◆ **What you should do**
Every record should be copied exactly, except that pictures are to be omitted.

Chart and figure data:
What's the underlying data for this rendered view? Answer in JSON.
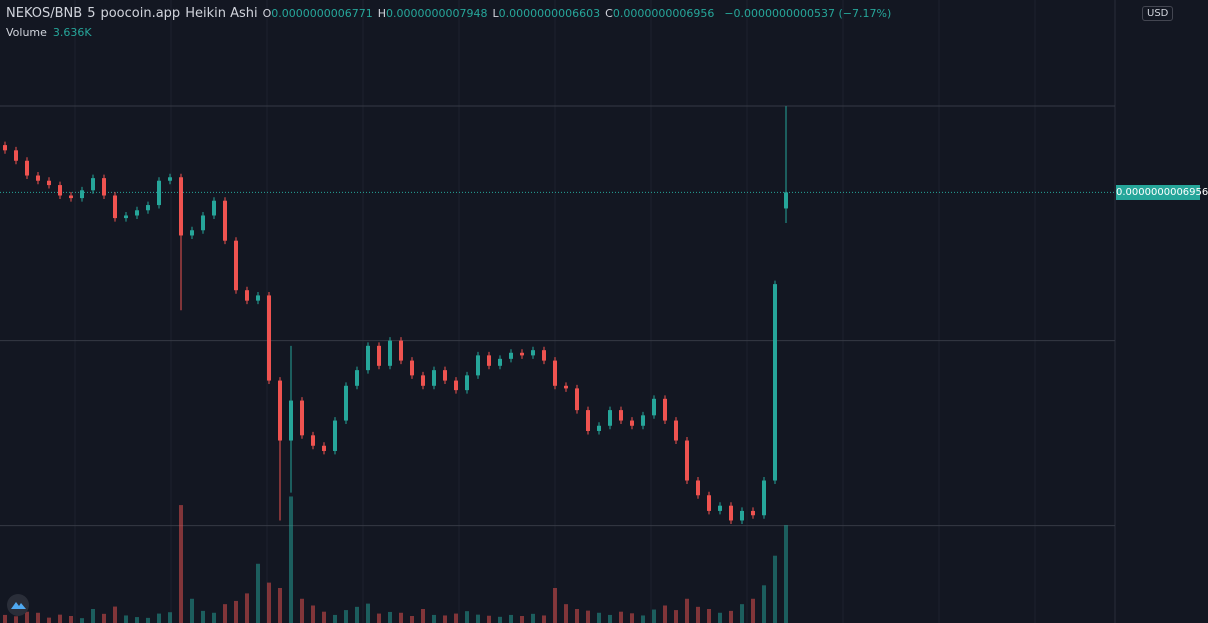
{
  "chart_data": {
    "type": "candlestick",
    "legend": {
      "symbol": "NEKOS/BNB",
      "interval": "5",
      "source": "poocoin.app",
      "style": "Heikin Ashi",
      "ohlc": [
        {
          "key": "O",
          "value": "0.0000000006771"
        },
        {
          "key": "H",
          "value": "0.0000000007948"
        },
        {
          "key": "L",
          "value": "0.0000000006603"
        },
        {
          "key": "C",
          "value": "0.0000000006956"
        }
      ],
      "change": "−0.0000000000537 (−7.17%)",
      "volume_title": "Volume",
      "volume_value": "3.636K"
    },
    "currency": "USD",
    "last_price": {
      "value": 6.956e-10,
      "label": "0.0000000006956"
    },
    "up_color": "#26a69a",
    "down_color": "#ef5350",
    "ylim": [
      2e-10,
      9.17e-10
    ],
    "hlines": [
      7.95e-10,
      5.25e-10,
      3.12e-10
    ],
    "volume_lim": [
      0,
      5200
    ],
    "open": [
      7.5e-10,
      7.44e-10,
      7.32e-10,
      7.15e-10,
      7.09e-10,
      7.04e-10,
      6.92e-10,
      6.89e-10,
      6.98e-10,
      7.12e-10,
      6.92e-10,
      6.66e-10,
      6.69e-10,
      6.75e-10,
      6.81e-10,
      7.09e-10,
      7.13e-10,
      6.46e-10,
      6.52e-10,
      6.69e-10,
      6.86e-10,
      6.4e-10,
      5.83e-10,
      5.71e-10,
      5.77e-10,
      4.79e-10,
      4.1e-10,
      4.56e-10,
      4.16e-10,
      4.04e-10,
      3.98e-10,
      4.33e-10,
      4.73e-10,
      4.91e-10,
      5.19e-10,
      4.96e-10,
      5.25e-10,
      5.02e-10,
      4.85e-10,
      4.73e-10,
      4.91e-10,
      4.79e-10,
      4.68e-10,
      4.85e-10,
      5.08e-10,
      4.96e-10,
      5.04e-10,
      5.11e-10,
      5.08e-10,
      5.14e-10,
      5.02e-10,
      4.73e-10,
      4.7e-10,
      4.45e-10,
      4.21e-10,
      4.27e-10,
      4.45e-10,
      4.33e-10,
      4.27e-10,
      4.39e-10,
      4.58e-10,
      4.33e-10,
      4.1e-10,
      3.64e-10,
      3.47e-10,
      3.29e-10,
      3.35e-10,
      3.18e-10,
      3.29e-10,
      3.24e-10,
      3.64e-10,
      6.771e-10
    ],
    "high": [
      7.54e-10,
      7.48e-10,
      7.36e-10,
      7.19e-10,
      7.13e-10,
      7.08e-10,
      6.96e-10,
      7.02e-10,
      7.16e-10,
      7.16e-10,
      6.96e-10,
      6.73e-10,
      6.79e-10,
      6.85e-10,
      7.13e-10,
      7.17e-10,
      7.17e-10,
      6.56e-10,
      6.73e-10,
      6.9e-10,
      6.9e-10,
      6.44e-10,
      5.87e-10,
      5.81e-10,
      5.81e-10,
      4.83e-10,
      5.19e-10,
      4.6e-10,
      4.2e-10,
      4.08e-10,
      4.37e-10,
      4.77e-10,
      4.95e-10,
      5.23e-10,
      5.23e-10,
      5.29e-10,
      5.29e-10,
      5.06e-10,
      4.89e-10,
      4.95e-10,
      4.95e-10,
      4.83e-10,
      4.89e-10,
      5.12e-10,
      5.12e-10,
      5.08e-10,
      5.15e-10,
      5.15e-10,
      5.18e-10,
      5.18e-10,
      5.06e-10,
      4.77e-10,
      4.74e-10,
      4.49e-10,
      4.31e-10,
      4.49e-10,
      4.49e-10,
      4.37e-10,
      4.43e-10,
      4.62e-10,
      4.62e-10,
      4.37e-10,
      4.14e-10,
      3.68e-10,
      3.51e-10,
      3.39e-10,
      3.39e-10,
      3.33e-10,
      3.33e-10,
      3.68e-10,
      5.94e-10,
      7.948e-10
    ],
    "low": [
      7.4e-10,
      7.28e-10,
      7.11e-10,
      7.05e-10,
      7e-10,
      6.88e-10,
      6.85e-10,
      6.85e-10,
      6.94e-10,
      6.88e-10,
      6.62e-10,
      6.62e-10,
      6.65e-10,
      6.71e-10,
      6.77e-10,
      7.05e-10,
      5.6e-10,
      6.42e-10,
      6.48e-10,
      6.65e-10,
      6.36e-10,
      5.79e-10,
      5.67e-10,
      5.67e-10,
      4.75e-10,
      3.18e-10,
      3.5e-10,
      4.12e-10,
      4e-10,
      3.94e-10,
      3.94e-10,
      4.29e-10,
      4.69e-10,
      4.87e-10,
      4.92e-10,
      4.92e-10,
      4.98e-10,
      4.81e-10,
      4.69e-10,
      4.69e-10,
      4.75e-10,
      4.64e-10,
      4.64e-10,
      4.81e-10,
      4.92e-10,
      4.92e-10,
      5e-10,
      5.04e-10,
      5.04e-10,
      4.98e-10,
      4.69e-10,
      4.66e-10,
      4.41e-10,
      4.17e-10,
      4.17e-10,
      4.23e-10,
      4.29e-10,
      4.23e-10,
      4.23e-10,
      4.35e-10,
      4.29e-10,
      4.06e-10,
      3.6e-10,
      3.43e-10,
      3.25e-10,
      3.25e-10,
      3.14e-10,
      3.14e-10,
      3.2e-10,
      3.2e-10,
      3.6e-10,
      6.603e-10
    ],
    "close": [
      7.44e-10,
      7.32e-10,
      7.15e-10,
      7.09e-10,
      7.04e-10,
      6.92e-10,
      6.89e-10,
      6.98e-10,
      7.12e-10,
      6.92e-10,
      6.66e-10,
      6.69e-10,
      6.75e-10,
      6.81e-10,
      7.09e-10,
      7.13e-10,
      6.46e-10,
      6.52e-10,
      6.69e-10,
      6.86e-10,
      6.4e-10,
      5.83e-10,
      5.71e-10,
      5.77e-10,
      4.79e-10,
      4.1e-10,
      4.56e-10,
      4.16e-10,
      4.04e-10,
      3.98e-10,
      4.33e-10,
      4.73e-10,
      4.91e-10,
      5.19e-10,
      4.96e-10,
      5.25e-10,
      5.02e-10,
      4.85e-10,
      4.73e-10,
      4.91e-10,
      4.79e-10,
      4.68e-10,
      4.85e-10,
      5.08e-10,
      4.96e-10,
      5.04e-10,
      5.11e-10,
      5.08e-10,
      5.14e-10,
      5.02e-10,
      4.73e-10,
      4.7e-10,
      4.45e-10,
      4.21e-10,
      4.27e-10,
      4.45e-10,
      4.33e-10,
      4.27e-10,
      4.39e-10,
      4.58e-10,
      4.33e-10,
      4.1e-10,
      3.64e-10,
      3.47e-10,
      3.29e-10,
      3.35e-10,
      3.18e-10,
      3.29e-10,
      3.24e-10,
      3.64e-10,
      5.9e-10,
      6.956e-10
    ],
    "volume": [
      300,
      250,
      420,
      380,
      200,
      310,
      260,
      180,
      520,
      340,
      610,
      280,
      220,
      190,
      350,
      400,
      4380,
      900,
      450,
      380,
      700,
      820,
      1100,
      2200,
      1500,
      1300,
      4700,
      900,
      650,
      420,
      300,
      480,
      600,
      720,
      350,
      410,
      380,
      260,
      520,
      300,
      280,
      350,
      440,
      310,
      270,
      230,
      300,
      260,
      340,
      280,
      1300,
      700,
      520,
      460,
      380,
      300,
      420,
      360,
      280,
      500,
      650,
      480,
      900,
      600,
      520,
      380,
      450,
      700,
      900,
      1400,
      2500,
      3636
    ]
  }
}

◆ **Result**
What's the underlying data for this rendered view? Answer in JSON.
{
  "chart_data": {
    "type": "candlestick",
    "legend": {
      "symbol": "NEKOS/BNB",
      "interval": "5",
      "source": "poocoin.app",
      "style": "Heikin Ashi",
      "ohlc": [
        {
          "key": "O",
          "value": "0.0000000006771"
        },
        {
          "key": "H",
          "value": "0.0000000007948"
        },
        {
          "key": "L",
          "value": "0.0000000006603"
        },
        {
          "key": "C",
          "value": "0.0000000006956"
        }
      ],
      "change": "−0.0000000000537 (−7.17%)",
      "volume_title": "Volume",
      "volume_value": "3.636K"
    },
    "currency": "USD",
    "last_price": {
      "value": 6.956e-10,
      "label": "0.0000000006956"
    },
    "up_color": "#26a69a",
    "down_color": "#ef5350",
    "ylim": [
      2e-10,
      9.17e-10
    ],
    "hlines": [
      7.95e-10,
      5.25e-10,
      3.12e-10
    ],
    "volume_lim": [
      0,
      5200
    ],
    "open": [
      7.5e-10,
      7.44e-10,
      7.32e-10,
      7.15e-10,
      7.09e-10,
      7.04e-10,
      6.92e-10,
      6.89e-10,
      6.98e-10,
      7.12e-10,
      6.92e-10,
      6.66e-10,
      6.69e-10,
      6.75e-10,
      6.81e-10,
      7.09e-10,
      7.13e-10,
      6.46e-10,
      6.52e-10,
      6.69e-10,
      6.86e-10,
      6.4e-10,
      5.83e-10,
      5.71e-10,
      5.77e-10,
      4.79e-10,
      4.1e-10,
      4.56e-10,
      4.16e-10,
      4.04e-10,
      3.98e-10,
      4.33e-10,
      4.73e-10,
      4.91e-10,
      5.19e-10,
      4.96e-10,
      5.25e-10,
      5.02e-10,
      4.85e-10,
      4.73e-10,
      4.91e-10,
      4.79e-10,
      4.68e-10,
      4.85e-10,
      5.08e-10,
      4.96e-10,
      5.04e-10,
      5.11e-10,
      5.08e-10,
      5.14e-10,
      5.02e-10,
      4.73e-10,
      4.7e-10,
      4.45e-10,
      4.21e-10,
      4.27e-10,
      4.45e-10,
      4.33e-10,
      4.27e-10,
      4.39e-10,
      4.58e-10,
      4.33e-10,
      4.1e-10,
      3.64e-10,
      3.47e-10,
      3.29e-10,
      3.35e-10,
      3.18e-10,
      3.29e-10,
      3.24e-10,
      3.64e-10,
      6.771e-10
    ],
    "high": [
      7.54e-10,
      7.48e-10,
      7.36e-10,
      7.19e-10,
      7.13e-10,
      7.08e-10,
      6.96e-10,
      7.02e-10,
      7.16e-10,
      7.16e-10,
      6.96e-10,
      6.73e-10,
      6.79e-10,
      6.85e-10,
      7.13e-10,
      7.17e-10,
      7.17e-10,
      6.56e-10,
      6.73e-10,
      6.9e-10,
      6.9e-10,
      6.44e-10,
      5.87e-10,
      5.81e-10,
      5.81e-10,
      4.83e-10,
      5.19e-10,
      4.6e-10,
      4.2e-10,
      4.08e-10,
      4.37e-10,
      4.77e-10,
      4.95e-10,
      5.23e-10,
      5.23e-10,
      5.29e-10,
      5.29e-10,
      5.06e-10,
      4.89e-10,
      4.95e-10,
      4.95e-10,
      4.83e-10,
      4.89e-10,
      5.12e-10,
      5.12e-10,
      5.08e-10,
      5.15e-10,
      5.15e-10,
      5.18e-10,
      5.18e-10,
      5.06e-10,
      4.77e-10,
      4.74e-10,
      4.49e-10,
      4.31e-10,
      4.49e-10,
      4.49e-10,
      4.37e-10,
      4.43e-10,
      4.62e-10,
      4.62e-10,
      4.37e-10,
      4.14e-10,
      3.68e-10,
      3.51e-10,
      3.39e-10,
      3.39e-10,
      3.33e-10,
      3.33e-10,
      3.68e-10,
      5.94e-10,
      7.948e-10
    ],
    "low": [
      7.4e-10,
      7.28e-10,
      7.11e-10,
      7.05e-10,
      7e-10,
      6.88e-10,
      6.85e-10,
      6.85e-10,
      6.94e-10,
      6.88e-10,
      6.62e-10,
      6.62e-10,
      6.65e-10,
      6.71e-10,
      6.77e-10,
      7.05e-10,
      5.6e-10,
      6.42e-10,
      6.48e-10,
      6.65e-10,
      6.36e-10,
      5.79e-10,
      5.67e-10,
      5.67e-10,
      4.75e-10,
      3.18e-10,
      3.5e-10,
      4.12e-10,
      4e-10,
      3.94e-10,
      3.94e-10,
      4.29e-10,
      4.69e-10,
      4.87e-10,
      4.92e-10,
      4.92e-10,
      4.98e-10,
      4.81e-10,
      4.69e-10,
      4.69e-10,
      4.75e-10,
      4.64e-10,
      4.64e-10,
      4.81e-10,
      4.92e-10,
      4.92e-10,
      5e-10,
      5.04e-10,
      5.04e-10,
      4.98e-10,
      4.69e-10,
      4.66e-10,
      4.41e-10,
      4.17e-10,
      4.17e-10,
      4.23e-10,
      4.29e-10,
      4.23e-10,
      4.23e-10,
      4.35e-10,
      4.29e-10,
      4.06e-10,
      3.6e-10,
      3.43e-10,
      3.25e-10,
      3.25e-10,
      3.14e-10,
      3.14e-10,
      3.2e-10,
      3.2e-10,
      3.6e-10,
      6.603e-10
    ],
    "close": [
      7.44e-10,
      7.32e-10,
      7.15e-10,
      7.09e-10,
      7.04e-10,
      6.92e-10,
      6.89e-10,
      6.98e-10,
      7.12e-10,
      6.92e-10,
      6.66e-10,
      6.69e-10,
      6.75e-10,
      6.81e-10,
      7.09e-10,
      7.13e-10,
      6.46e-10,
      6.52e-10,
      6.69e-10,
      6.86e-10,
      6.4e-10,
      5.83e-10,
      5.71e-10,
      5.77e-10,
      4.79e-10,
      4.1e-10,
      4.56e-10,
      4.16e-10,
      4.04e-10,
      3.98e-10,
      4.33e-10,
      4.73e-10,
      4.91e-10,
      5.19e-10,
      4.96e-10,
      5.25e-10,
      5.02e-10,
      4.85e-10,
      4.73e-10,
      4.91e-10,
      4.79e-10,
      4.68e-10,
      4.85e-10,
      5.08e-10,
      4.96e-10,
      5.04e-10,
      5.11e-10,
      5.08e-10,
      5.14e-10,
      5.02e-10,
      4.73e-10,
      4.7e-10,
      4.45e-10,
      4.21e-10,
      4.27e-10,
      4.45e-10,
      4.33e-10,
      4.27e-10,
      4.39e-10,
      4.58e-10,
      4.33e-10,
      4.1e-10,
      3.64e-10,
      3.47e-10,
      3.29e-10,
      3.35e-10,
      3.18e-10,
      3.29e-10,
      3.24e-10,
      3.64e-10,
      5.9e-10,
      6.956e-10
    ],
    "volume": [
      300,
      250,
      420,
      380,
      200,
      310,
      260,
      180,
      520,
      340,
      610,
      280,
      220,
      190,
      350,
      400,
      4380,
      900,
      450,
      380,
      700,
      820,
      1100,
      2200,
      1500,
      1300,
      4700,
      900,
      650,
      420,
      300,
      480,
      600,
      720,
      350,
      410,
      380,
      260,
      520,
      300,
      280,
      350,
      440,
      310,
      270,
      230,
      300,
      260,
      340,
      280,
      1300,
      700,
      520,
      460,
      380,
      300,
      420,
      360,
      280,
      500,
      650,
      480,
      900,
      600,
      520,
      380,
      450,
      700,
      900,
      1400,
      2500,
      3636
    ]
  }
}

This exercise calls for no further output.